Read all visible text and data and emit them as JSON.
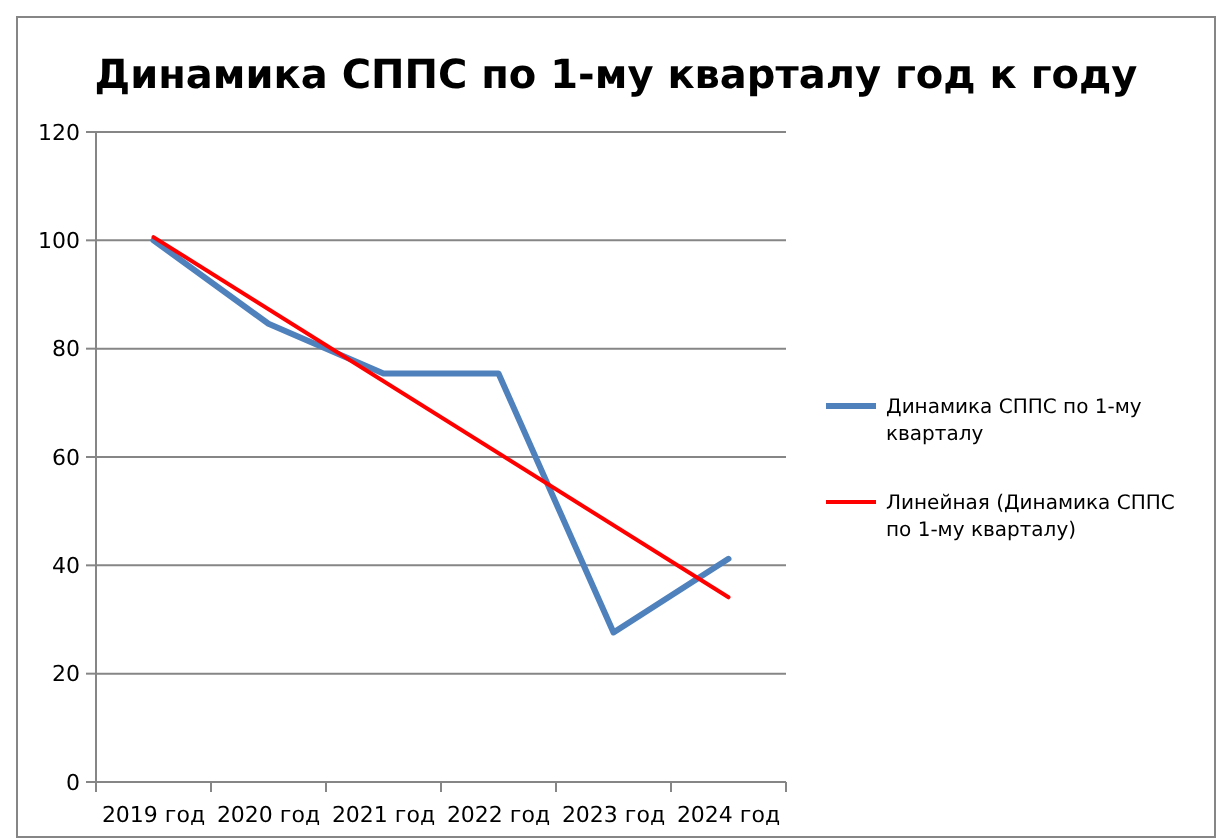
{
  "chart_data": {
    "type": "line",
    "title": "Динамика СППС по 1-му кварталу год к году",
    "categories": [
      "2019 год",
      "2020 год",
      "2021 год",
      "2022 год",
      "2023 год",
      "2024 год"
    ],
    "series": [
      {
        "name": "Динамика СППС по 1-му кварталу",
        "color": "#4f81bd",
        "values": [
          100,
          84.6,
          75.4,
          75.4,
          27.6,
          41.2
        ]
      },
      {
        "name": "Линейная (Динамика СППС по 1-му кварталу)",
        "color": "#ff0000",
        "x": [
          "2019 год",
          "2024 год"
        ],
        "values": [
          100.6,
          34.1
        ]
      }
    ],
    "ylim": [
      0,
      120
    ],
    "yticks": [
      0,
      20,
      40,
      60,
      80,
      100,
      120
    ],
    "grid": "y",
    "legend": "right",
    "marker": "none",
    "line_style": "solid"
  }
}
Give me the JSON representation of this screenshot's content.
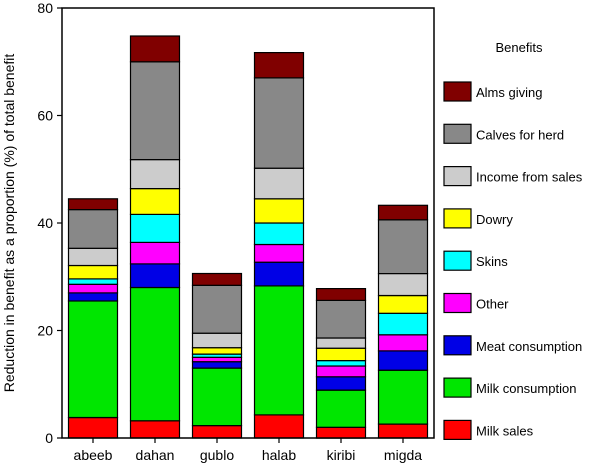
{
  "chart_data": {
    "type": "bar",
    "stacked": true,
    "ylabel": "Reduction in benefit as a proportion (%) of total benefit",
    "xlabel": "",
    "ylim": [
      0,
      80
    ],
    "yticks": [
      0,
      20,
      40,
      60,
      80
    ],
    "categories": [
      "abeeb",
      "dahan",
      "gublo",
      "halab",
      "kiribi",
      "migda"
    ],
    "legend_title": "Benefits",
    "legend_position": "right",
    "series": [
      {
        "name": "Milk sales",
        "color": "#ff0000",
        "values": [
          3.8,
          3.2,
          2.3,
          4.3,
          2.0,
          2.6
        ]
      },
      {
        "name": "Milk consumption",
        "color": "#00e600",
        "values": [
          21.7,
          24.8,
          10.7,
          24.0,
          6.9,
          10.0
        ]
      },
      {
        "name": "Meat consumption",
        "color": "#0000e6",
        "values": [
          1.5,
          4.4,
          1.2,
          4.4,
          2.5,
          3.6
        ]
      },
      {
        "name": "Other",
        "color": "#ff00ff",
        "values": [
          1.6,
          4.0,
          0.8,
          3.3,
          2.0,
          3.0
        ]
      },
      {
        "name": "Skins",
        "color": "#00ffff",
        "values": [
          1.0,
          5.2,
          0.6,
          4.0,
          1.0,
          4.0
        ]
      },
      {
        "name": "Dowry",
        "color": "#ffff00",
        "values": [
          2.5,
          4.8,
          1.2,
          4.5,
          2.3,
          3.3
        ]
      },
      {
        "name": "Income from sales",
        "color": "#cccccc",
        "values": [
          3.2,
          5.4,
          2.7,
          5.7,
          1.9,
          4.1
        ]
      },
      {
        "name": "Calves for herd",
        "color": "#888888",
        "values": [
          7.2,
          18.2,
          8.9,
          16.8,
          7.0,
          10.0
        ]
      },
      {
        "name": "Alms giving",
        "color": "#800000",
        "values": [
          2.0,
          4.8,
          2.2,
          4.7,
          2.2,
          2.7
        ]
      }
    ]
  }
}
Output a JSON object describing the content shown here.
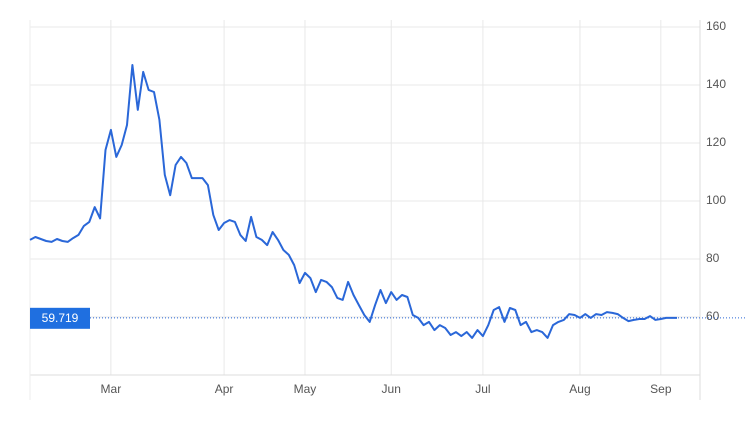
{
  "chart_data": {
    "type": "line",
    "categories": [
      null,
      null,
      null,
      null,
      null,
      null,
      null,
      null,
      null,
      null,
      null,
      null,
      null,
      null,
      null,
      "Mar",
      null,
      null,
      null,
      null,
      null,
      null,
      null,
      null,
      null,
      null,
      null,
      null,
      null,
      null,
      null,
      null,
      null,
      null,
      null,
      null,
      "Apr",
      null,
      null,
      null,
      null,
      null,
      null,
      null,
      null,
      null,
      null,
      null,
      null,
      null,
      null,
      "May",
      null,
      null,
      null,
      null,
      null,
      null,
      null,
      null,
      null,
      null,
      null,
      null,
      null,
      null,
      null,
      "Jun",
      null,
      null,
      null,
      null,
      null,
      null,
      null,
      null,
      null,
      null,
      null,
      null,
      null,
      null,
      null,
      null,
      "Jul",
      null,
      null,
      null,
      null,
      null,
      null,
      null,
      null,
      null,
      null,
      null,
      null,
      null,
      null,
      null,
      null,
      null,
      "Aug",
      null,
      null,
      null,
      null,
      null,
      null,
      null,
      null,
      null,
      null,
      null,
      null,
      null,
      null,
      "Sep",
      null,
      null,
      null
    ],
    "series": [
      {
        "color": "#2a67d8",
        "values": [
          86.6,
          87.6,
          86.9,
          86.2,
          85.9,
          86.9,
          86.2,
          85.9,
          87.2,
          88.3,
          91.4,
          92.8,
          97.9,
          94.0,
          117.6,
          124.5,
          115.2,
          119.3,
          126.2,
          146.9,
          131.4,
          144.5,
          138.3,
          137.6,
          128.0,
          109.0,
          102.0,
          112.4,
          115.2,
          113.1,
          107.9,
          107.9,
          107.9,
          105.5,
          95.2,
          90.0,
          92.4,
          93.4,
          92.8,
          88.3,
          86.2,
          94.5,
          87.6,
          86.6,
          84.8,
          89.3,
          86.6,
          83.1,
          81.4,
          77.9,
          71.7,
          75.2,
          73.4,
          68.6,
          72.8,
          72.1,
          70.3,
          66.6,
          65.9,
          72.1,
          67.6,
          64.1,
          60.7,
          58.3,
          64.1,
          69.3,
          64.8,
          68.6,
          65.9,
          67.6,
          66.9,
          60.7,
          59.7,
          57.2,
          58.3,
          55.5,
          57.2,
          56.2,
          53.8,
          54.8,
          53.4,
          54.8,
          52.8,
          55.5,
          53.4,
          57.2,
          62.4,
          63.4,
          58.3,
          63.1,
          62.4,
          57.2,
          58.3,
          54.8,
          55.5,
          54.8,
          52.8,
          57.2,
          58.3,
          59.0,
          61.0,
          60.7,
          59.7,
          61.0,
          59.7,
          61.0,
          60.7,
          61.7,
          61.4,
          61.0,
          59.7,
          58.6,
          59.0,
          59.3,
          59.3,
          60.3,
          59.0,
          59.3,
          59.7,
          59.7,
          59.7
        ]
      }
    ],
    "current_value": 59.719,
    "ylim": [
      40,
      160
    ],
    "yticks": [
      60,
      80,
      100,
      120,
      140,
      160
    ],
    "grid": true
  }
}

^^^^

• [WORK REQUIRED] Scan the material above. Extract every line in which the word "consumption" occurs.

• [WRITTEN ANSWER]
        "name": "Milk consumption",
        "name": "Meat consumption",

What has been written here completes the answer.